Stated problem:
Among the records below, find each line that includes the string "this" and copy it.
_____
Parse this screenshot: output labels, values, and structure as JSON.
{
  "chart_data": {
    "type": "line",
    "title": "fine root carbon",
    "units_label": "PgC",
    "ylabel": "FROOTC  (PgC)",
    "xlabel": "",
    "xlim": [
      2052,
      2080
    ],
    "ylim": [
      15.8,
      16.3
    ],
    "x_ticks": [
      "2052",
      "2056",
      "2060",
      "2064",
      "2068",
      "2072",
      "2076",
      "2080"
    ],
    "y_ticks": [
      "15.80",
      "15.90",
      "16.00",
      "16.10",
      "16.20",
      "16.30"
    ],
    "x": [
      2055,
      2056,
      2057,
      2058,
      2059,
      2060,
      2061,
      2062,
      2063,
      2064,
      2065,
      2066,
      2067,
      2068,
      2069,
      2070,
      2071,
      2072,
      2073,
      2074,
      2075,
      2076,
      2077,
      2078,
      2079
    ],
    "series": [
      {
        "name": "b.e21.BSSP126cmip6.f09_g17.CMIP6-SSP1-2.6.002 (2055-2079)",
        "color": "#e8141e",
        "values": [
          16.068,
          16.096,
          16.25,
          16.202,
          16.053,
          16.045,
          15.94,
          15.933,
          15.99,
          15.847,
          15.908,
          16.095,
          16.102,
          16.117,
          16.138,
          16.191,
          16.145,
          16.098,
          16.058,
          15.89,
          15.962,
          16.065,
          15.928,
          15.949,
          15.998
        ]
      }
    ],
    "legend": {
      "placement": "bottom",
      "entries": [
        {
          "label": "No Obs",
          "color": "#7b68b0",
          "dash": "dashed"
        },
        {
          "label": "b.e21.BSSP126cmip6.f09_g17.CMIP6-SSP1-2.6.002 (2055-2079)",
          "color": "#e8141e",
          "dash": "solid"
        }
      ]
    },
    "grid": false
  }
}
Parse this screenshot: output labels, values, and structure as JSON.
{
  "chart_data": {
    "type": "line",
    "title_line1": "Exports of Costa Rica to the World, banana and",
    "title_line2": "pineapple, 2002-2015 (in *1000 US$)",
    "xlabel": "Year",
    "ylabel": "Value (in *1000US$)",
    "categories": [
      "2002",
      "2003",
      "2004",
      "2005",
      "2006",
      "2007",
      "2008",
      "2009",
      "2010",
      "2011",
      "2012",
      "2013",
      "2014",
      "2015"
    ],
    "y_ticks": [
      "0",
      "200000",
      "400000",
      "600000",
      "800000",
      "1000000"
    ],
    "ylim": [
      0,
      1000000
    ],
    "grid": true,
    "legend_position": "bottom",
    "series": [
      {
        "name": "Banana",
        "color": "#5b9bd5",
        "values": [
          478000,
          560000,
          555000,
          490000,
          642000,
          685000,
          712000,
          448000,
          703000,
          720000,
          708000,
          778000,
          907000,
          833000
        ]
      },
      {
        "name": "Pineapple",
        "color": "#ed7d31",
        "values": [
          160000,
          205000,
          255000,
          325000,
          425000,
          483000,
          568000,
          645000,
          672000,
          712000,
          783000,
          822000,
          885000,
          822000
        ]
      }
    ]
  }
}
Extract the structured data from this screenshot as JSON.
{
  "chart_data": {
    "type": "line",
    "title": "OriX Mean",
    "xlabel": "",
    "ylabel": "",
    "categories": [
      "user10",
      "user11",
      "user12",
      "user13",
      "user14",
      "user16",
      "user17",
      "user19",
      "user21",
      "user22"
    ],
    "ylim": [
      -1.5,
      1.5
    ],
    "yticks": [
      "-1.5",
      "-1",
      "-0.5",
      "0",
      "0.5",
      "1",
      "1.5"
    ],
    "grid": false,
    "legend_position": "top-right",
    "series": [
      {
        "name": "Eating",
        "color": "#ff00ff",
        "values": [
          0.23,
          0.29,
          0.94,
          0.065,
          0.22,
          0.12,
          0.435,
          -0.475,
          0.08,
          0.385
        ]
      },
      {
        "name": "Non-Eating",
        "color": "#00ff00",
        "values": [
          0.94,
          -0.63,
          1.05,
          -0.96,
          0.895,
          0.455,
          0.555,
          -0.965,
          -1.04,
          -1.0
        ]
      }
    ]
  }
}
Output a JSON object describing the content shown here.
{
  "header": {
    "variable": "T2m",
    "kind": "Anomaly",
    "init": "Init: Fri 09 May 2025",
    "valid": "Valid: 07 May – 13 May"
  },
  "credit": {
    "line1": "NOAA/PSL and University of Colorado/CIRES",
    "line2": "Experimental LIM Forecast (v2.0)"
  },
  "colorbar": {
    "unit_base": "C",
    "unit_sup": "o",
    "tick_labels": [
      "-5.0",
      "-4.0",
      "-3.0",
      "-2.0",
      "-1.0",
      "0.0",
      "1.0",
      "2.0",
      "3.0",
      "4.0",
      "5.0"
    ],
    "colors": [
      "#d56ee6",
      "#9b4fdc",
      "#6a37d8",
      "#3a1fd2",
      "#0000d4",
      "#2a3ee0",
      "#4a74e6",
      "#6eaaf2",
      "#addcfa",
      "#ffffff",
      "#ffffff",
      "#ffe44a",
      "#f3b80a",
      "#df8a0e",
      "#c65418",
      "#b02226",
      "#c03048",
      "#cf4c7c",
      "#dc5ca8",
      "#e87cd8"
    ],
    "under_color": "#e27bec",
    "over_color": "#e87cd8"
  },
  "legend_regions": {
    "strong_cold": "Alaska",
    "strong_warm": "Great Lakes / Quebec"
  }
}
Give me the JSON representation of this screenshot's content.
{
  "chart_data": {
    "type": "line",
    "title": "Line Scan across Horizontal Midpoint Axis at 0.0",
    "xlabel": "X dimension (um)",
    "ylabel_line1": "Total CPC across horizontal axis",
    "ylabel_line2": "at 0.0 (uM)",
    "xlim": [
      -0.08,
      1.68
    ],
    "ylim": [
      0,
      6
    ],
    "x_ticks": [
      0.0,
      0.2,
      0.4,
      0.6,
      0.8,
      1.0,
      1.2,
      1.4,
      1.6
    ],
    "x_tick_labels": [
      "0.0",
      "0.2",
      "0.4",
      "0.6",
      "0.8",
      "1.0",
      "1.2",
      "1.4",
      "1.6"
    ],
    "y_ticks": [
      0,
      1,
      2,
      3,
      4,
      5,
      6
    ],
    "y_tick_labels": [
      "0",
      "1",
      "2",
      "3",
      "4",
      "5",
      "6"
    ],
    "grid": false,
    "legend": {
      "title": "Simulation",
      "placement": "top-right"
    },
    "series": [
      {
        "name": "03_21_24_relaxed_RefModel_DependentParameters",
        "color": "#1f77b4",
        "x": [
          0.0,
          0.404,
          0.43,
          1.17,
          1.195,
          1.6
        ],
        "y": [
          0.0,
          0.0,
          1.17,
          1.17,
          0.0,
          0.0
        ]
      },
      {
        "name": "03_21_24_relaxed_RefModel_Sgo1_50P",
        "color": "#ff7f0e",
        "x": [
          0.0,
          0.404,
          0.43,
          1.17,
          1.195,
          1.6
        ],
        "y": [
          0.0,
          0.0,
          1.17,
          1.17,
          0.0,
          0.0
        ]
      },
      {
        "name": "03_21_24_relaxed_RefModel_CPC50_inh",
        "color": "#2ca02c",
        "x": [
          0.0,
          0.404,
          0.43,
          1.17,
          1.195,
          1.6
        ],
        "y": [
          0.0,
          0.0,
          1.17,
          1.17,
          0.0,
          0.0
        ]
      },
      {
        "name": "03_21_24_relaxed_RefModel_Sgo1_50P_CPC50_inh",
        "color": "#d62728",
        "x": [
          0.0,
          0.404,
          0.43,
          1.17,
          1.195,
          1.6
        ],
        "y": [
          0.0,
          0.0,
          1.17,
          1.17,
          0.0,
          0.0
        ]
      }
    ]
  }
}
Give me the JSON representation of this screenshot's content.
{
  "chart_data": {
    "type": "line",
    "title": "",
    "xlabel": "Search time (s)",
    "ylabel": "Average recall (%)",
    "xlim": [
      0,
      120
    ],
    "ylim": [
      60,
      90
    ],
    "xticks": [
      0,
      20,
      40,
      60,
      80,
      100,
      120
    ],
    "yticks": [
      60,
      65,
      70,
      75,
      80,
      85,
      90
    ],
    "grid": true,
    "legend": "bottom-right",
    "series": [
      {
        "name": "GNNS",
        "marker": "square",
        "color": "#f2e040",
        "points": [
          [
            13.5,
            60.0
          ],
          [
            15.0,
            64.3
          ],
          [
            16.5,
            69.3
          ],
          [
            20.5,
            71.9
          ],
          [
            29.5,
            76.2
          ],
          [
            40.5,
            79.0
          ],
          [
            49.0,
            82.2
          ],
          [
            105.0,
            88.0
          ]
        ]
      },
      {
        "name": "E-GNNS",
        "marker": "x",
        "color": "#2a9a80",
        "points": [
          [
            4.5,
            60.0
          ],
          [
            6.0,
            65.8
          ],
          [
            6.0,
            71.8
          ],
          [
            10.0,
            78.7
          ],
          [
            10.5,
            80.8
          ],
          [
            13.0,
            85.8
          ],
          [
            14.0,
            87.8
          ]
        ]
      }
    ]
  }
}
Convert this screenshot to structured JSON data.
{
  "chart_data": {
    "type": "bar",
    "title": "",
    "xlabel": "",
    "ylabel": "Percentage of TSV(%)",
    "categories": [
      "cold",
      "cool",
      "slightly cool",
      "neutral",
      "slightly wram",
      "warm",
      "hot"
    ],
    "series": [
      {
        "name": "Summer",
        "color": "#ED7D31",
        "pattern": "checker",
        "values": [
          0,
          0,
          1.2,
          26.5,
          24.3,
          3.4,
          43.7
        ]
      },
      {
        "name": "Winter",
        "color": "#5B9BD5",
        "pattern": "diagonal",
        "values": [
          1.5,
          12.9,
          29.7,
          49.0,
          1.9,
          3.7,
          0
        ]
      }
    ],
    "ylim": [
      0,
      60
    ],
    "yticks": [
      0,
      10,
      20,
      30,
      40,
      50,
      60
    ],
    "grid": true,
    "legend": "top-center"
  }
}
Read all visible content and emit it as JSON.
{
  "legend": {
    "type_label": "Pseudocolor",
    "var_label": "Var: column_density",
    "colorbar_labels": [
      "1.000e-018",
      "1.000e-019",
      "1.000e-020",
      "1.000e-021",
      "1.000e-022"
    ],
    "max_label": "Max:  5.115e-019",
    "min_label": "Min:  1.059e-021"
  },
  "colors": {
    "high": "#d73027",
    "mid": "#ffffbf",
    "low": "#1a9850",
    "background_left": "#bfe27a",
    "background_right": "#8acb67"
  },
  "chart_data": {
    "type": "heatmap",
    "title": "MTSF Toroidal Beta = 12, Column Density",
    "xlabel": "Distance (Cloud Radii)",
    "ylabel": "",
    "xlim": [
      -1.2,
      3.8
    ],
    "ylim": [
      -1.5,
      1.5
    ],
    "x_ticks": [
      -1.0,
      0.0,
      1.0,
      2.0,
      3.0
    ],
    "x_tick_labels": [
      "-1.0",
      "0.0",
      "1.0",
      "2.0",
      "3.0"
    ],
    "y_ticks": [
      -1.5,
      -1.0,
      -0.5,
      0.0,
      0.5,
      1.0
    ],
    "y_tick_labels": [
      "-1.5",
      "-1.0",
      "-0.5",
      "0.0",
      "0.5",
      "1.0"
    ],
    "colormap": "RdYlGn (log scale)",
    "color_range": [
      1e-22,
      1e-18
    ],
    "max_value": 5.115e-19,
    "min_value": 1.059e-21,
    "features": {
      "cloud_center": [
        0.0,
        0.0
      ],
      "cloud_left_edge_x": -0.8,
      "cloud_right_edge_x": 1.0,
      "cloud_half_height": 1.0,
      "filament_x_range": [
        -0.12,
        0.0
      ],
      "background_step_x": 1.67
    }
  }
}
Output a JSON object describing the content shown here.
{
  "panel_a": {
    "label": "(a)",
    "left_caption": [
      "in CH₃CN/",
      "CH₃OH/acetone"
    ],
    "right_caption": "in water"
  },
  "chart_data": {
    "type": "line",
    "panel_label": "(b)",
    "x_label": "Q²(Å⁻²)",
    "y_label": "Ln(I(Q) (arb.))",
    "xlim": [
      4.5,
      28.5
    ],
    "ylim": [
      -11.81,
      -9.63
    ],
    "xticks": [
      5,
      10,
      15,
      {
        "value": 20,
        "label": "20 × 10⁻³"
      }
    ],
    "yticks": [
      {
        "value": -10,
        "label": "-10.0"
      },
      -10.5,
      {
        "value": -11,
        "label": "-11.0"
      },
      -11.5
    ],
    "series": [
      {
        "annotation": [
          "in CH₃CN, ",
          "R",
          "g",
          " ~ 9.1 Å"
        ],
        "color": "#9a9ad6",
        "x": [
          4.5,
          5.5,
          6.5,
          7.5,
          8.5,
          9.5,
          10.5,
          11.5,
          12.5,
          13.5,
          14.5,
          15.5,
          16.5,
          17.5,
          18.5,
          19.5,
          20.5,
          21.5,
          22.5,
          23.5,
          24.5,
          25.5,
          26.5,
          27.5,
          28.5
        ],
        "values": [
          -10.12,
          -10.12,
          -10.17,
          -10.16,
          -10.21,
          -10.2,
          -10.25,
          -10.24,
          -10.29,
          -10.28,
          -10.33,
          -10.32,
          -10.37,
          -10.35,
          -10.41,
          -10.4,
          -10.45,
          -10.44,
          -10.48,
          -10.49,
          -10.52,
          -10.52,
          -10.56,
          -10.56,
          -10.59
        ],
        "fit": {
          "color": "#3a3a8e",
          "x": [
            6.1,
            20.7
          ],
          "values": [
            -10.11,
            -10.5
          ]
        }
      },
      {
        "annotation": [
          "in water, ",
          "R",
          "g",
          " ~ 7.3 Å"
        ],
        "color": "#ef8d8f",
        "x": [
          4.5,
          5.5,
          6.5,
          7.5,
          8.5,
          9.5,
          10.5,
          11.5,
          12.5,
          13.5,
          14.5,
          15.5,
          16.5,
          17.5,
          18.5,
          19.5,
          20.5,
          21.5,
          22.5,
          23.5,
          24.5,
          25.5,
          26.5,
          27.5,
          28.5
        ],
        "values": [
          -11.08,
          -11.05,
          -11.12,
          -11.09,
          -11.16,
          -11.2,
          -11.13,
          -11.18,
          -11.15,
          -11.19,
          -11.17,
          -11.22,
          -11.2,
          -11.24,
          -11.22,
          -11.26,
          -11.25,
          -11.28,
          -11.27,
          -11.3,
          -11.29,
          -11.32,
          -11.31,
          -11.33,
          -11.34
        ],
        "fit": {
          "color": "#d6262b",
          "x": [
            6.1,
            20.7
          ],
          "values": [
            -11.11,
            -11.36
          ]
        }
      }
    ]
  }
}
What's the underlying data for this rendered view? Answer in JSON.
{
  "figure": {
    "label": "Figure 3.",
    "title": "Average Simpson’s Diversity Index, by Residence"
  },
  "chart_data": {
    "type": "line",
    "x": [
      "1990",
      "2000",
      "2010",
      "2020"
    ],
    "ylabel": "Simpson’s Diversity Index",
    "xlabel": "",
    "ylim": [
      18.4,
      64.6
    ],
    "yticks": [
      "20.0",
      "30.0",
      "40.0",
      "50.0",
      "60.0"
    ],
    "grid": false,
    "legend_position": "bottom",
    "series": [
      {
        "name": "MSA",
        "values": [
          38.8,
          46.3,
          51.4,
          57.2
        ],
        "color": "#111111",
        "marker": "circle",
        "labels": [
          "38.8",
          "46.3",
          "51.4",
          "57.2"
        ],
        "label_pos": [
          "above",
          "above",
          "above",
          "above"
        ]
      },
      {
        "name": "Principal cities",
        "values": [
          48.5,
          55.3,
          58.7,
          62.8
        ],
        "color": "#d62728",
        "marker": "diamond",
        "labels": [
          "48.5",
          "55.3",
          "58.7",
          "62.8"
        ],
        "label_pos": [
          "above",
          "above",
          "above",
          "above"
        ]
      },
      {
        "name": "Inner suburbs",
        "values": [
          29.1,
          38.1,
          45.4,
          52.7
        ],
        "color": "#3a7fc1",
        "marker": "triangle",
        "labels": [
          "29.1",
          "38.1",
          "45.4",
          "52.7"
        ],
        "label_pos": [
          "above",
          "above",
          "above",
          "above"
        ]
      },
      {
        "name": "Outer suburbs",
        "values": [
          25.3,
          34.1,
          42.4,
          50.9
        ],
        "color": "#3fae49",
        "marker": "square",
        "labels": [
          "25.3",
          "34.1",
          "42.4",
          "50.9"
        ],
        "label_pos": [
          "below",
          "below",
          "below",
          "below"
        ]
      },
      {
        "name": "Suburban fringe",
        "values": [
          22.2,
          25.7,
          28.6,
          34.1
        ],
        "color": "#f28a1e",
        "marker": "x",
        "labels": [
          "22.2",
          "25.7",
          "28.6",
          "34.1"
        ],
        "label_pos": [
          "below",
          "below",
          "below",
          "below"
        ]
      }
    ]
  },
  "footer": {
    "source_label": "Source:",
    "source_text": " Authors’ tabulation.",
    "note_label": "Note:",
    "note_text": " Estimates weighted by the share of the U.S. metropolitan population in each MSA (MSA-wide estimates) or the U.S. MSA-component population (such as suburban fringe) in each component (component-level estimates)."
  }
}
_____
Expected output:
Parse this screenshot: output labels, values, and structure as JSON.
Parse this screenshot: output labels, values, and structure as JSON.
Extract the structured data from this screenshot as JSON.
Give me the JSON representation of this screenshot's content.
Give me the JSON representation of this screenshot's content.
Convert this screenshot to structured JSON data.
What's the underlying data for this rendered view? Answer in JSON.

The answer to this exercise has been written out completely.